[Records excerpted from a collection]
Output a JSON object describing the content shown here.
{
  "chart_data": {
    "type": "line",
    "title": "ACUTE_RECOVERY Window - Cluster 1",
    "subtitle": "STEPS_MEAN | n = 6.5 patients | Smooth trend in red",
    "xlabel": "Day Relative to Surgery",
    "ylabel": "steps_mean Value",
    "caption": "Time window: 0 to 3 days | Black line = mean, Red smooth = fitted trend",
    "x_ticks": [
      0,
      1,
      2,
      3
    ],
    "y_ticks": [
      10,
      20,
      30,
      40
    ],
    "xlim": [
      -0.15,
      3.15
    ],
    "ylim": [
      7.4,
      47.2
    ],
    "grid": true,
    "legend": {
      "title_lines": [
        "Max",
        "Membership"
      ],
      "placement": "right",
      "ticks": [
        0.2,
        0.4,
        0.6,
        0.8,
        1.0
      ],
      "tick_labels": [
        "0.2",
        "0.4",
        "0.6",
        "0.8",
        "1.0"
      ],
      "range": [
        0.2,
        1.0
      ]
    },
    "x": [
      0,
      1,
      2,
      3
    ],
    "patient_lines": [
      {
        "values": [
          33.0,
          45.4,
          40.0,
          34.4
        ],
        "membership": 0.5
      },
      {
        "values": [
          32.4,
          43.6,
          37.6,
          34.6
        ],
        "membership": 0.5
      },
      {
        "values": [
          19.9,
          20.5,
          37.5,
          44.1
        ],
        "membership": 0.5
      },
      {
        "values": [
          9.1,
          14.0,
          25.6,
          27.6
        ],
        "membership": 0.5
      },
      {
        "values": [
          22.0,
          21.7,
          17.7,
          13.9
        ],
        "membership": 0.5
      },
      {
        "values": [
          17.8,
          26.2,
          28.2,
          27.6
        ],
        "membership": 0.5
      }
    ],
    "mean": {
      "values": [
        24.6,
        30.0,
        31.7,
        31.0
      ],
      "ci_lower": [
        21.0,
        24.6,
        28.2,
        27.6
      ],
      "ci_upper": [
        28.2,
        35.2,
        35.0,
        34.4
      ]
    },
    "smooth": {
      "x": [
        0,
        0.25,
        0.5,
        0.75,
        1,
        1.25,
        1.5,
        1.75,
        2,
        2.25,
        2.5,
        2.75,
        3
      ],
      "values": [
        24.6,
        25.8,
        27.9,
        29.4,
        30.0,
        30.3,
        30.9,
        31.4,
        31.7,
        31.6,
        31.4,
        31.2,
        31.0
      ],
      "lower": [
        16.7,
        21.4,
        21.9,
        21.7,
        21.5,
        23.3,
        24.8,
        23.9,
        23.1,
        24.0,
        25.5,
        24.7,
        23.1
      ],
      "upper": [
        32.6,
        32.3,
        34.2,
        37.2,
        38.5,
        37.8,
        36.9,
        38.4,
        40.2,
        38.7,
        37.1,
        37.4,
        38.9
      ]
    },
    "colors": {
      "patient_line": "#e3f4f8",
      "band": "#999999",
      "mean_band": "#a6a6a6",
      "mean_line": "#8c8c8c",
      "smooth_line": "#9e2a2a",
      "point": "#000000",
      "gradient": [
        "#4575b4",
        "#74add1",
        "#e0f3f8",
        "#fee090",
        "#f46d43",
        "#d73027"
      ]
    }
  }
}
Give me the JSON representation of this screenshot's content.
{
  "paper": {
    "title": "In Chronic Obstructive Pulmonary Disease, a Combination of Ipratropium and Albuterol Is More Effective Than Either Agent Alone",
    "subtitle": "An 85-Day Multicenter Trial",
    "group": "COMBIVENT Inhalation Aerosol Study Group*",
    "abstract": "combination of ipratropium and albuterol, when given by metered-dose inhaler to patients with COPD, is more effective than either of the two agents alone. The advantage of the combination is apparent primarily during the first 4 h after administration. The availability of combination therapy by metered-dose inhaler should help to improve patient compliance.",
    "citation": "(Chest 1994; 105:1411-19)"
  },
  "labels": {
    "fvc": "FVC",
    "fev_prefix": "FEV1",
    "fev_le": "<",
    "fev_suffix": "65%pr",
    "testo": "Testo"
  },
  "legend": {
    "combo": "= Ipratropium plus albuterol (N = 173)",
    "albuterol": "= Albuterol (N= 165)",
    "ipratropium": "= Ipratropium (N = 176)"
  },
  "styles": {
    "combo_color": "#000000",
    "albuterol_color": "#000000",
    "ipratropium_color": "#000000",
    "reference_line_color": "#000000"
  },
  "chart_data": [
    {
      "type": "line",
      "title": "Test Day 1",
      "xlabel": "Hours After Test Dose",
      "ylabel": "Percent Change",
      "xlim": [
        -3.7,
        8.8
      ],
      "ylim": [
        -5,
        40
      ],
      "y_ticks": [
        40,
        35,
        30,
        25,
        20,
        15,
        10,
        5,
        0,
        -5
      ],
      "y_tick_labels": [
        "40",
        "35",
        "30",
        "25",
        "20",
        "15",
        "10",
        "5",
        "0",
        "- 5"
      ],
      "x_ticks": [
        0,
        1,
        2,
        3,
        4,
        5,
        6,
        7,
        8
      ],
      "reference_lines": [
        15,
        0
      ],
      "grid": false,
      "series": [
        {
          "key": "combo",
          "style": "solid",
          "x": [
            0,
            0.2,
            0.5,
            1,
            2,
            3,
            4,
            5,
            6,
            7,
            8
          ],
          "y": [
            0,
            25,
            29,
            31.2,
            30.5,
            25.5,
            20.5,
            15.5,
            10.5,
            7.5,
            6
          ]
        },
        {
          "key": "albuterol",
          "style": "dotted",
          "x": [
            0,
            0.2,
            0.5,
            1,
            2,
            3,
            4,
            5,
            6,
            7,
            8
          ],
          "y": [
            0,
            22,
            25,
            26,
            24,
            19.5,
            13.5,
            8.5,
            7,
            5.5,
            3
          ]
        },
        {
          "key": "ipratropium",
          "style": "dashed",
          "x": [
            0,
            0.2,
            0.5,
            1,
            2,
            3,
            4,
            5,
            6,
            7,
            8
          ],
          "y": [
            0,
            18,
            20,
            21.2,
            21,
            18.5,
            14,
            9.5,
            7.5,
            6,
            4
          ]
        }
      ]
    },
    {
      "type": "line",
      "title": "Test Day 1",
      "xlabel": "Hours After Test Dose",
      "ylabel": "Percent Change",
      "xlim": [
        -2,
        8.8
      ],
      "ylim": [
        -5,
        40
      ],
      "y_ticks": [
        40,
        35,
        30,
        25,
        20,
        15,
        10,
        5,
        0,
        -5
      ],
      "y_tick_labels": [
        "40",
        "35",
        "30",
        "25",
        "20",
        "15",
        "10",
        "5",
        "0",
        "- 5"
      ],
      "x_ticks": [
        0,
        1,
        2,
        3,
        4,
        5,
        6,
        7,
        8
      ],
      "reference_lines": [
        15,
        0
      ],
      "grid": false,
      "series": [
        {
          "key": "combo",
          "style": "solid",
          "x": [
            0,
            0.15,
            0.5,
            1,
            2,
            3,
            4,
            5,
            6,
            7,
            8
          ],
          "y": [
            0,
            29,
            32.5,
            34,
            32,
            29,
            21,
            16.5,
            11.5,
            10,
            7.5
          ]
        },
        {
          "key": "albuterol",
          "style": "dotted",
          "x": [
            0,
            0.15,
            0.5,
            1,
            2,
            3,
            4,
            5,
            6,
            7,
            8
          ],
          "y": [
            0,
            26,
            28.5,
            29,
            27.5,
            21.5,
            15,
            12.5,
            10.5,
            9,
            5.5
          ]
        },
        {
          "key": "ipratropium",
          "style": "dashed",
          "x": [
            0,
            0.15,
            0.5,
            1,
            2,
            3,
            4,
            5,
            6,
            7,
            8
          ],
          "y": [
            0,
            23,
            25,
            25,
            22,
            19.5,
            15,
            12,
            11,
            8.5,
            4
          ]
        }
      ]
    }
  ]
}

Your task
Set down each entry exactly, leaving none out.

Answer
Output a JSON object describing the content shown here.
{
  "chart_data": {
    "type": "line",
    "title": "ACUTE_RECOVERY Window - Cluster 1",
    "subtitle": "STEPS_MEAN | n = 6.5 patients | Smooth trend in red",
    "xlabel": "Day Relative to Surgery",
    "ylabel": "steps_mean Value",
    "caption": "Time window: 0 to 3 days | Black line = mean, Red smooth = fitted trend",
    "x_ticks": [
      0,
      1,
      2,
      3
    ],
    "y_ticks": [
      10,
      20,
      30,
      40
    ],
    "xlim": [
      -0.15,
      3.15
    ],
    "ylim": [
      7.4,
      47.2
    ],
    "grid": true,
    "legend": {
      "title_lines": [
        "Max",
        "Membership"
      ],
      "placement": "right",
      "ticks": [
        0.2,
        0.4,
        0.6,
        0.8,
        1.0
      ],
      "tick_labels": [
        "0.2",
        "0.4",
        "0.6",
        "0.8",
        "1.0"
      ],
      "range": [
        0.2,
        1.0
      ]
    },
    "x": [
      0,
      1,
      2,
      3
    ],
    "patient_lines": [
      {
        "values": [
          33.0,
          45.4,
          40.0,
          34.4
        ],
        "membership": 0.5
      },
      {
        "values": [
          32.4,
          43.6,
          37.6,
          34.6
        ],
        "membership": 0.5
      },
      {
        "values": [
          19.9,
          20.5,
          37.5,
          44.1
        ],
        "membership": 0.5
      },
      {
        "values": [
          9.1,
          14.0,
          25.6,
          27.6
        ],
        "membership": 0.5
      },
      {
        "values": [
          22.0,
          21.7,
          17.7,
          13.9
        ],
        "membership": 0.5
      },
      {
        "values": [
          17.8,
          26.2,
          28.2,
          27.6
        ],
        "membership": 0.5
      }
    ],
    "mean": {
      "values": [
        24.6,
        30.0,
        31.7,
        31.0
      ],
      "ci_lower": [
        21.0,
        24.6,
        28.2,
        27.6
      ],
      "ci_upper": [
        28.2,
        35.2,
        35.0,
        34.4
      ]
    },
    "smooth": {
      "x": [
        0,
        0.25,
        0.5,
        0.75,
        1,
        1.25,
        1.5,
        1.75,
        2,
        2.25,
        2.5,
        2.75,
        3
      ],
      "values": [
        24.6,
        25.8,
        27.9,
        29.4,
        30.0,
        30.3,
        30.9,
        31.4,
        31.7,
        31.6,
        31.4,
        31.2,
        31.0
      ],
      "lower": [
        16.7,
        21.4,
        21.9,
        21.7,
        21.5,
        23.3,
        24.8,
        23.9,
        23.1,
        24.0,
        25.5,
        24.7,
        23.1
      ],
      "upper": [
        32.6,
        32.3,
        34.2,
        37.2,
        38.5,
        37.8,
        36.9,
        38.4,
        40.2,
        38.7,
        37.1,
        37.4,
        38.9
      ]
    },
    "colors": {
      "patient_line": "#e3f4f8",
      "band": "#999999",
      "mean_band": "#a6a6a6",
      "mean_line": "#8c8c8c",
      "smooth_line": "#9e2a2a",
      "point": "#000000",
      "gradient": [
        "#4575b4",
        "#74add1",
        "#e0f3f8",
        "#fee090",
        "#f46d43",
        "#d73027"
      ]
    }
  }
}
Give me the JSON representation of this screenshot's content.
{
  "paper": {
    "title": "In Chronic Obstructive Pulmonary Disease, a Combination of Ipratropium and Albuterol Is More Effective Than Either Agent Alone",
    "subtitle": "An 85-Day Multicenter Trial",
    "group": "COMBIVENT Inhalation Aerosol Study Group*",
    "abstract": "combination of ipratropium and albuterol, when given by metered-dose inhaler to patients with COPD, is more effective than either of the two agents alone. The advantage of the combination is apparent primarily during the first 4 h after administration. The availability of combination therapy by metered-dose inhaler should help to improve patient compliance.",
    "citation": "(Chest 1994; 105:1411-19)"
  },
  "labels": {
    "fvc": "FVC",
    "fev_prefix": "FEV1",
    "fev_le": "<",
    "fev_suffix": "65%pr",
    "testo": "Testo"
  },
  "legend": {
    "combo": "= Ipratropium plus albuterol (N = 173)",
    "albuterol": "= Albuterol (N= 165)",
    "ipratropium": "= Ipratropium (N = 176)"
  },
  "styles": {
    "combo_color": "#000000",
    "albuterol_color": "#000000",
    "ipratropium_color": "#000000",
    "reference_line_color": "#000000"
  },
  "chart_data": [
    {
      "type": "line",
      "title": "Test Day 1",
      "xlabel": "Hours After Test Dose",
      "ylabel": "Percent Change",
      "xlim": [
        -3.7,
        8.8
      ],
      "ylim": [
        -5,
        40
      ],
      "y_ticks": [
        40,
        35,
        30,
        25,
        20,
        15,
        10,
        5,
        0,
        -5
      ],
      "y_tick_labels": [
        "40",
        "35",
        "30",
        "25",
        "20",
        "15",
        "10",
        "5",
        "0",
        "- 5"
      ],
      "x_ticks": [
        0,
        1,
        2,
        3,
        4,
        5,
        6,
        7,
        8
      ],
      "reference_lines": [
        15,
        0
      ],
      "grid": false,
      "series": [
        {
          "key": "combo",
          "style": "solid",
          "x": [
            0,
            0.2,
            0.5,
            1,
            2,
            3,
            4,
            5,
            6,
            7,
            8
          ],
          "y": [
            0,
            25,
            29,
            31.2,
            30.5,
            25.5,
            20.5,
            15.5,
            10.5,
            7.5,
            6
          ]
        },
        {
          "key": "albuterol",
          "style": "dotted",
          "x": [
            0,
            0.2,
            0.5,
            1,
            2,
            3,
            4,
            5,
            6,
            7,
            8
          ],
          "y": [
            0,
            22,
            25,
            26,
            24,
            19.5,
            13.5,
            8.5,
            7,
            5.5,
            3
          ]
        },
        {
          "key": "ipratropium",
          "style": "dashed",
          "x": [
            0,
            0.2,
            0.5,
            1,
            2,
            3,
            4,
            5,
            6,
            7,
            8
          ],
          "y": [
            0,
            18,
            20,
            21.2,
            21,
            18.5,
            14,
            9.5,
            7.5,
            6,
            4
          ]
        }
      ]
    },
    {
      "type": "line",
      "title": "Test Day 1",
      "xlabel": "Hours After Test Dose",
      "ylabel": "Percent Change",
      "xlim": [
        -2,
        8.8
      ],
      "ylim": [
        -5,
        40
      ],
      "y_ticks": [
        40,
        35,
        30,
        25,
        20,
        15,
        10,
        5,
        0,
        -5
      ],
      "y_tick_labels": [
        "40",
        "35",
        "30",
        "25",
        "20",
        "15",
        "10",
        "5",
        "0",
        "- 5"
      ],
      "x_ticks": [
        0,
        1,
        2,
        3,
        4,
        5,
        6,
        7,
        8
      ],
      "reference_lines": [
        15,
        0
      ],
      "grid": false,
      "series": [
        {
          "key": "combo",
          "style": "solid",
          "x": [
            0,
            0.15,
            0.5,
            1,
            2,
            3,
            4,
            5,
            6,
            7,
            8
          ],
          "y": [
            0,
            29,
            32.5,
            34,
            32,
            29,
            21,
            16.5,
            11.5,
            10,
            7.5
          ]
        },
        {
          "key": "albuterol",
          "style": "dotted",
          "x": [
            0,
            0.15,
            0.5,
            1,
            2,
            3,
            4,
            5,
            6,
            7,
            8
          ],
          "y": [
            0,
            26,
            28.5,
            29,
            27.5,
            21.5,
            15,
            12.5,
            10.5,
            9,
            5.5
          ]
        },
        {
          "key": "ipratropium",
          "style": "dashed",
          "x": [
            0,
            0.15,
            0.5,
            1,
            2,
            3,
            4,
            5,
            6,
            7,
            8
          ],
          "y": [
            0,
            23,
            25,
            25,
            22,
            19.5,
            15,
            12,
            11,
            8.5,
            4
          ]
        }
      ]
    }
  ]
}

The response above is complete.